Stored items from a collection
** Start **
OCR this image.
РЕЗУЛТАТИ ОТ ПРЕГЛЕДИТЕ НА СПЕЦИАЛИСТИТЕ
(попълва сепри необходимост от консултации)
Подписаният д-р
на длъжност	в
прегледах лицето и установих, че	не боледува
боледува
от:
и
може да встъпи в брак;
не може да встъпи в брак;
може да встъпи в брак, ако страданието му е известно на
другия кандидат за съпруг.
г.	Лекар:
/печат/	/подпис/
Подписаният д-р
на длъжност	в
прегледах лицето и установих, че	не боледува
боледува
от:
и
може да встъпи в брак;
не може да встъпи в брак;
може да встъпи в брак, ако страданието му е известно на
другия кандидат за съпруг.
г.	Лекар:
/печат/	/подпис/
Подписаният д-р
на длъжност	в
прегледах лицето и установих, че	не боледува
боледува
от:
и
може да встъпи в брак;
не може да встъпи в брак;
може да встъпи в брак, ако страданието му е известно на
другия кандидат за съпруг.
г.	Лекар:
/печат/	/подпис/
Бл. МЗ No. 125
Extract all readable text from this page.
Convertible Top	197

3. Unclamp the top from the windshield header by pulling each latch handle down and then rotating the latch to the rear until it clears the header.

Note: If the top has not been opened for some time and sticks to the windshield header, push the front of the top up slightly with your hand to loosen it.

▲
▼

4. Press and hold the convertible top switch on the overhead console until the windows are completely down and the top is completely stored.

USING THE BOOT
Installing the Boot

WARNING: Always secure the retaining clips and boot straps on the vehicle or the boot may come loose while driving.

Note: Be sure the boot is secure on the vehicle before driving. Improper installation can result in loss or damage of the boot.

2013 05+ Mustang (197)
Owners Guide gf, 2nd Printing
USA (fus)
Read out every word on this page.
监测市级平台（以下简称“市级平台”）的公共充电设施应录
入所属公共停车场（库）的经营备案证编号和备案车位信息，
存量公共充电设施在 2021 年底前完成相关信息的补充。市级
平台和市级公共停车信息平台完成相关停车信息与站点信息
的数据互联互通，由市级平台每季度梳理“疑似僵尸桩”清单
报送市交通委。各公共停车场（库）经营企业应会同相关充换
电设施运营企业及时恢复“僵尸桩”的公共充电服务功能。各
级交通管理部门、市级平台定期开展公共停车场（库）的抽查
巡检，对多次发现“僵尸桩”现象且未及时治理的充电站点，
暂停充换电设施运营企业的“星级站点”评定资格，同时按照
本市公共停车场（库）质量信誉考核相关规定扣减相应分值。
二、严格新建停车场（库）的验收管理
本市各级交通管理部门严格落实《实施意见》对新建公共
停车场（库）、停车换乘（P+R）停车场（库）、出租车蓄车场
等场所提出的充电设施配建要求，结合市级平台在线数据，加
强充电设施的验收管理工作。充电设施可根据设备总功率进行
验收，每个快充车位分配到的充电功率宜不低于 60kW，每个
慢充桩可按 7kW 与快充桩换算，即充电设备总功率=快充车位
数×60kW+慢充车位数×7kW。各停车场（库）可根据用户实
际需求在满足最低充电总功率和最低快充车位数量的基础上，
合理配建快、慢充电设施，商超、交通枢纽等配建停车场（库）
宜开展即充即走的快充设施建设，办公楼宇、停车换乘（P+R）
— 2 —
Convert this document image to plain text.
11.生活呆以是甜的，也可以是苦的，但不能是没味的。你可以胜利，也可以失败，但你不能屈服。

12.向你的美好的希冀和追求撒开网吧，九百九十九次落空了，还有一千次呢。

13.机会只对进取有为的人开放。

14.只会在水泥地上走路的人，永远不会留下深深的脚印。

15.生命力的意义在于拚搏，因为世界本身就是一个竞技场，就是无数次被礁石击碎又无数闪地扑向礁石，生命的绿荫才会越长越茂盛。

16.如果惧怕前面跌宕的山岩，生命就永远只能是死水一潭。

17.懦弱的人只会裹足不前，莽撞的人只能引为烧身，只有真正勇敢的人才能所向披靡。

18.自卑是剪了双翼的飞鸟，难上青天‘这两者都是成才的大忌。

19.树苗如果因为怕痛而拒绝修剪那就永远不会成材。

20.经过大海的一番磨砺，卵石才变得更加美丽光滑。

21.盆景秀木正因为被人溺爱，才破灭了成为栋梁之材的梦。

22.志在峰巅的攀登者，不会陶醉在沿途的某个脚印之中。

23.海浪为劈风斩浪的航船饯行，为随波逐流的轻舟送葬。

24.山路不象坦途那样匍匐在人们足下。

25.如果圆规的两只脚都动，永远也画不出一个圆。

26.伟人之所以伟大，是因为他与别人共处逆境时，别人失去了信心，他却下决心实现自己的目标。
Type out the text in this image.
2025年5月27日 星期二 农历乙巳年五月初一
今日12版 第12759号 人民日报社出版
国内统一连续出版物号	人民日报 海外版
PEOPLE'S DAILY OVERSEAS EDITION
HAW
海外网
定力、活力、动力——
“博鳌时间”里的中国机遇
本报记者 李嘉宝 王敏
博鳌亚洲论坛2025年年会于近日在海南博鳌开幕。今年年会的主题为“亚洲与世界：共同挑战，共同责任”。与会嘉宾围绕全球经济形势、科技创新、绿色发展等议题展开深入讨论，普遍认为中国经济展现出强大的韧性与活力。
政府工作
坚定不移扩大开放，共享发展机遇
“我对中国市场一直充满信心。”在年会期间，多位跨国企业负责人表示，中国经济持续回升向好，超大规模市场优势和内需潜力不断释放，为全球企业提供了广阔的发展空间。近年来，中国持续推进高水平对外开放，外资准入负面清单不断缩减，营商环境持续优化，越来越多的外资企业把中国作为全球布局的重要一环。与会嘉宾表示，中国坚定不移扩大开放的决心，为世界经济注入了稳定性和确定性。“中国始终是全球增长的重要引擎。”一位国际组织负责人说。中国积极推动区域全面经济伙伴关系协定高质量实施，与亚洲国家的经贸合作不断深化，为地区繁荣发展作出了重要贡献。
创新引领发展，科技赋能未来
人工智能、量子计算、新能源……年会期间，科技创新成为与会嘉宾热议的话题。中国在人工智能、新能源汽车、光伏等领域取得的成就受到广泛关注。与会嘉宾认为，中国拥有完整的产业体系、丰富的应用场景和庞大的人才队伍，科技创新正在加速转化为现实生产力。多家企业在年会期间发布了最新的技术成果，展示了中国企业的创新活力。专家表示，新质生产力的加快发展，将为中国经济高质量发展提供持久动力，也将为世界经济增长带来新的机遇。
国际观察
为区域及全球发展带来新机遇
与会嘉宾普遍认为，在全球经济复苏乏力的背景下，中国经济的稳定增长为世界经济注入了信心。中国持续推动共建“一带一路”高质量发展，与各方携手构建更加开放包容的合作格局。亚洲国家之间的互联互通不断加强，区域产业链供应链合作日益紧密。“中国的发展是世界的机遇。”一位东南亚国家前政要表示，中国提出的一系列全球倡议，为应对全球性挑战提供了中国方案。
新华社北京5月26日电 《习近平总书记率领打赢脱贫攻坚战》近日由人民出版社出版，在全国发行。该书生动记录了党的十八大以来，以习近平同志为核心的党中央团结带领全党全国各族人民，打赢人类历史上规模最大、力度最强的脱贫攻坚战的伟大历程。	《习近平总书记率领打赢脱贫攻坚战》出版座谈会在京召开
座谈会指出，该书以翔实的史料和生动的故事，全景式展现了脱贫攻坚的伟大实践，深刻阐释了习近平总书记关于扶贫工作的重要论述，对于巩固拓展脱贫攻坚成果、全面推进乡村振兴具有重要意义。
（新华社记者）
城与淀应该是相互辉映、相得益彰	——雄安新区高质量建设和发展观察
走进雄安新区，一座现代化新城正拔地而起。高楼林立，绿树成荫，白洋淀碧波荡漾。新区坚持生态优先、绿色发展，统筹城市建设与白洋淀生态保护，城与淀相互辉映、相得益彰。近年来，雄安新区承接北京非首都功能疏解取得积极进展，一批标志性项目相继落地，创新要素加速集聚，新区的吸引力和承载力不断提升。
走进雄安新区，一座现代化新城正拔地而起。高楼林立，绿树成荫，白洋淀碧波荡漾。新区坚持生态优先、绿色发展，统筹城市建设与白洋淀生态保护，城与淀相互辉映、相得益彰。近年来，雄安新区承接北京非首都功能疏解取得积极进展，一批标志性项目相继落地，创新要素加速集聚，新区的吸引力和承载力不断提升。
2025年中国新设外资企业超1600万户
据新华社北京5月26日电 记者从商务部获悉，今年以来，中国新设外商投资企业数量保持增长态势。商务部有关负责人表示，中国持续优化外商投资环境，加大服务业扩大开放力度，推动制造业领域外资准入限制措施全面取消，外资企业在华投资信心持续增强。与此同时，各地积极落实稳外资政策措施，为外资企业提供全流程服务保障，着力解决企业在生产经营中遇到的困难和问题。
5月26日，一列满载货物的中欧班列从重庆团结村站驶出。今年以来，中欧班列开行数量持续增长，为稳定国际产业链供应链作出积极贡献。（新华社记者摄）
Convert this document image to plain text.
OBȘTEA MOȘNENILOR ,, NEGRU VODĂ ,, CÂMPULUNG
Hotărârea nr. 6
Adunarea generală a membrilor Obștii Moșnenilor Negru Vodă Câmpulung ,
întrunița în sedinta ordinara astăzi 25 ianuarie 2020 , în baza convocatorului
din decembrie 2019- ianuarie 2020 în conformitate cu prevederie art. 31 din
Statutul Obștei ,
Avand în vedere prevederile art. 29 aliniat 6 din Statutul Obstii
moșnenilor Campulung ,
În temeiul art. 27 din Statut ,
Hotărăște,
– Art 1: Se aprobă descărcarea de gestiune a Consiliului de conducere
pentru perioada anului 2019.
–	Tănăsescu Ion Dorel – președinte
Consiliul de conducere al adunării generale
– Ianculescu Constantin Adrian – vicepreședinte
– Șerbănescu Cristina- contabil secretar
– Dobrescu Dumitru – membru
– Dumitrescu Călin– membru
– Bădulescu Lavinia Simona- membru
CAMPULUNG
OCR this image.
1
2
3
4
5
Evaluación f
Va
** End **
Pull out every line containing "secure".

**Answer:**
WARNING: Always secure the retaining clips and boot straps on the vehicle or the boot may come loose while driving.
Note: Be sure the boot is secure on the vehicle before driving. Improper installation can result in loss or damage of the boot.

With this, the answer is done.